- _What needs to be done_
Copy out each line containing "image" from the entries below.

- _Supplied data_
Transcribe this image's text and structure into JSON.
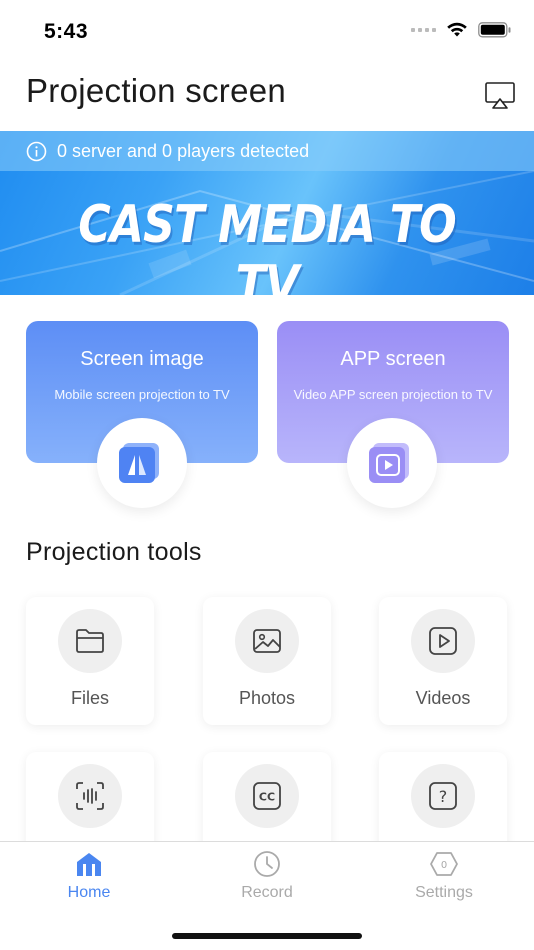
{
  "status": {
    "time": "5:43"
  },
  "header": {
    "title": "Projection screen",
    "airplay_icon": "airplay-icon"
  },
  "banner": {
    "info_text": "0 server and 0 players detected",
    "headline": "CAST MEDIA TO TV"
  },
  "cards": [
    {
      "title": "Screen image",
      "subtitle": "Mobile screen projection to TV",
      "icon": "mirror-icon",
      "color": "#5d8ef5"
    },
    {
      "title": "APP screen",
      "subtitle": "Video APP screen projection to TV",
      "icon": "app-video-icon",
      "color": "#9a8ef5"
    }
  ],
  "tools": {
    "title": "Projection tools",
    "items": [
      {
        "label": "Files",
        "icon": "folder-icon"
      },
      {
        "label": "Photos",
        "icon": "photo-icon"
      },
      {
        "label": "Videos",
        "icon": "video-play-icon"
      },
      {
        "label": "",
        "icon": "audio-wave-icon"
      },
      {
        "label": "",
        "icon": "captions-icon"
      },
      {
        "label": "",
        "icon": "help-icon"
      }
    ]
  },
  "tabbar": {
    "items": [
      {
        "label": "Home",
        "icon": "home-icon",
        "active": true
      },
      {
        "label": "Record",
        "icon": "clock-icon",
        "active": false
      },
      {
        "label": "Settings",
        "icon": "hexagon-icon",
        "active": false
      }
    ],
    "active_color": "#4a86f0",
    "inactive_color": "#aaaaaa"
  }
}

- _Exercise solution_
Transcribe this image's text and structure into JSON.
      "title": "Screen image",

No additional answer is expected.